* **MATERIAL FOR THE TASK**
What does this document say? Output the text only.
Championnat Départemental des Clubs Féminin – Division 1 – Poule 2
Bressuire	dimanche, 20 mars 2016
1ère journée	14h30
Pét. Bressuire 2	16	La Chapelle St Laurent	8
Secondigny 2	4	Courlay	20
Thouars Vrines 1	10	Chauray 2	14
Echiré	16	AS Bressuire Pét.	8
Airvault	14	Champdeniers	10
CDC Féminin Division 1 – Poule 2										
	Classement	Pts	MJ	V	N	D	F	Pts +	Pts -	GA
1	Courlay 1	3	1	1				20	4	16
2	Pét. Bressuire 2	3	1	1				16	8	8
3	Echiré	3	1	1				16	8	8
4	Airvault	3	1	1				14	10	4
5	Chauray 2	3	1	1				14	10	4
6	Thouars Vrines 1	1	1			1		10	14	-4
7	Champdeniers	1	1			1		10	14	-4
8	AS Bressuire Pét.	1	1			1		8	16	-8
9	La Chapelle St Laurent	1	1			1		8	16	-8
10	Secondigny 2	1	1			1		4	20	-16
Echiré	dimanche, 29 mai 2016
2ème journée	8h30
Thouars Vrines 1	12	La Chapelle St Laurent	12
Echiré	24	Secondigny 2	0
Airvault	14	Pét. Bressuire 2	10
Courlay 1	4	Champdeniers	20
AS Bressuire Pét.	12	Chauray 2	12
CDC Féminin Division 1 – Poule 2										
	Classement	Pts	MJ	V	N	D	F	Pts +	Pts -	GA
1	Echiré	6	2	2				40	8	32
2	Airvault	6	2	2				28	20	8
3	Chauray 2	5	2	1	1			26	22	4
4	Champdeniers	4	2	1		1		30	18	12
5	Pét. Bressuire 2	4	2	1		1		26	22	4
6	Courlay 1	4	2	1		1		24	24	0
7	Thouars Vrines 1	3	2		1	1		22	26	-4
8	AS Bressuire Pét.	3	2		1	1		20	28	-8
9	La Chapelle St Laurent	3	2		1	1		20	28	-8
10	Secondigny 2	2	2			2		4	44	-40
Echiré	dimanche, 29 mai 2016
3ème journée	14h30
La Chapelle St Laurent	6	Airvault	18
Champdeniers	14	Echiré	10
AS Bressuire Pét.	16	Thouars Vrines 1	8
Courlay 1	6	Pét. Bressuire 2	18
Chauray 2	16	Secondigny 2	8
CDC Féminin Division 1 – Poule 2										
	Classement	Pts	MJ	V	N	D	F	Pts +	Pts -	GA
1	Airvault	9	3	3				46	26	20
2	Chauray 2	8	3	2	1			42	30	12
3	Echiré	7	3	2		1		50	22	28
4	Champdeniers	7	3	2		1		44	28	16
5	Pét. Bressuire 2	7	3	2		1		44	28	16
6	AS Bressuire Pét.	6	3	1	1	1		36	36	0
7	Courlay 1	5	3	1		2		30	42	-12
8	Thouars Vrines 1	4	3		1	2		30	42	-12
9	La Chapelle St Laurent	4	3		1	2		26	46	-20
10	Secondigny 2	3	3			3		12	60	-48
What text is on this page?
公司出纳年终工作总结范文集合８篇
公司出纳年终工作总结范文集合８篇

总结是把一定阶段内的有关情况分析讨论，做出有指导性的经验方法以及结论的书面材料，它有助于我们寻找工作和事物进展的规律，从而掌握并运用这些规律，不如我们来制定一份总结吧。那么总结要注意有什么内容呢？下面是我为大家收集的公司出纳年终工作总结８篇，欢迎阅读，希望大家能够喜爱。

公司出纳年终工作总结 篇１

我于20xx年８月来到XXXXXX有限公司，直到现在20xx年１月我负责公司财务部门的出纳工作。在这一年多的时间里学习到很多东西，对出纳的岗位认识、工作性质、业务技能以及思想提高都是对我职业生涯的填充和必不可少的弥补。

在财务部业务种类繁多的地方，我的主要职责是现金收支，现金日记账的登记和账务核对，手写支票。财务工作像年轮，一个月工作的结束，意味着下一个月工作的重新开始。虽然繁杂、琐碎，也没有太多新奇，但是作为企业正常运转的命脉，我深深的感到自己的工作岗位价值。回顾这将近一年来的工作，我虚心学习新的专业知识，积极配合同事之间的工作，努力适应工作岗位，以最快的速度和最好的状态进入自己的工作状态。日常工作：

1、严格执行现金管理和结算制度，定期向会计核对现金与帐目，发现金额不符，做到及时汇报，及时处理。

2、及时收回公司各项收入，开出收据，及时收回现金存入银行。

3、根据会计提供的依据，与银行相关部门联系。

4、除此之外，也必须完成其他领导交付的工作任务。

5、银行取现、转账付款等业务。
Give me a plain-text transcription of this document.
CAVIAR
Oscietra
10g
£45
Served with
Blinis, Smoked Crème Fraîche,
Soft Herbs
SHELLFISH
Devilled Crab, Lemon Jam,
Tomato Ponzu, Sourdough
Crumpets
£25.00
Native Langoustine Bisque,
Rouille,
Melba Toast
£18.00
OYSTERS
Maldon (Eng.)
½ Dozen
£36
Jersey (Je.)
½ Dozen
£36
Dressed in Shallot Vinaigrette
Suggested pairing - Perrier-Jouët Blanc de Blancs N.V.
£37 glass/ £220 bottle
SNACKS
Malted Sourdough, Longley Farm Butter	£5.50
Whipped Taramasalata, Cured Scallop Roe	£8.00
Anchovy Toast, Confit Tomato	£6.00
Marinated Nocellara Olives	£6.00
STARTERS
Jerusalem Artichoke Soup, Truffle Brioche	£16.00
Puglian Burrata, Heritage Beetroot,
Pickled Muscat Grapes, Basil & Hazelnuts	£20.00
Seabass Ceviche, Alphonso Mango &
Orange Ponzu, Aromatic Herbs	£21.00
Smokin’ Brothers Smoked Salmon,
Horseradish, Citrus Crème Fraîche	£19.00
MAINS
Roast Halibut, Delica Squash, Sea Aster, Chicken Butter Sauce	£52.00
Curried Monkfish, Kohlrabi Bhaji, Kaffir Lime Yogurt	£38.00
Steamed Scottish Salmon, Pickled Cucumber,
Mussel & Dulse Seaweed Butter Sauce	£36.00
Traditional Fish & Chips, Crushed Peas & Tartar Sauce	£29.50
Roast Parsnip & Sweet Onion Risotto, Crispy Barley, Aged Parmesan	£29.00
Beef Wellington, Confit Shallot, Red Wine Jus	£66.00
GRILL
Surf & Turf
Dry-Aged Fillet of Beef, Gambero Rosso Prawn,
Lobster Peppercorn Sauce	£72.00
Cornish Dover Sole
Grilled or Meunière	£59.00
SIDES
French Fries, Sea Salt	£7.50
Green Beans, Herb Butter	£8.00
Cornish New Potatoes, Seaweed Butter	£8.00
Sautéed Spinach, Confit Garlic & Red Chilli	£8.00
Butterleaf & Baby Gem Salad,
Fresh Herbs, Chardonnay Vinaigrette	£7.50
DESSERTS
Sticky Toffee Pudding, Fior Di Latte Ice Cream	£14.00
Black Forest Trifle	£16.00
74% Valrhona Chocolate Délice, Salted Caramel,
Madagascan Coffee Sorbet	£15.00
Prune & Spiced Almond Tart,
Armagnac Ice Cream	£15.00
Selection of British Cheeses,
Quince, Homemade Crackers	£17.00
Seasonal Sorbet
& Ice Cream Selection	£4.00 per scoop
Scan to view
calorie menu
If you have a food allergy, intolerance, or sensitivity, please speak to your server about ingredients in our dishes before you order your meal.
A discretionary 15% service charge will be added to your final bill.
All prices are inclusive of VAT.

* **PROBLEM DESCRIPTION**
Find the string "Secondigny" in the listing and return every line that holds it.

* **FULL RESPONSE**
Secondigny 2	4	Courlay	20
10	Secondigny 2	1	1			1		4	20	-16
Echiré	24	Secondigny 2	0
10	Secondigny 2	2	2			2		4	44	-40
Chauray 2	16	Secondigny 2	8
10	Secondigny 2	3	3			3		12	60	-48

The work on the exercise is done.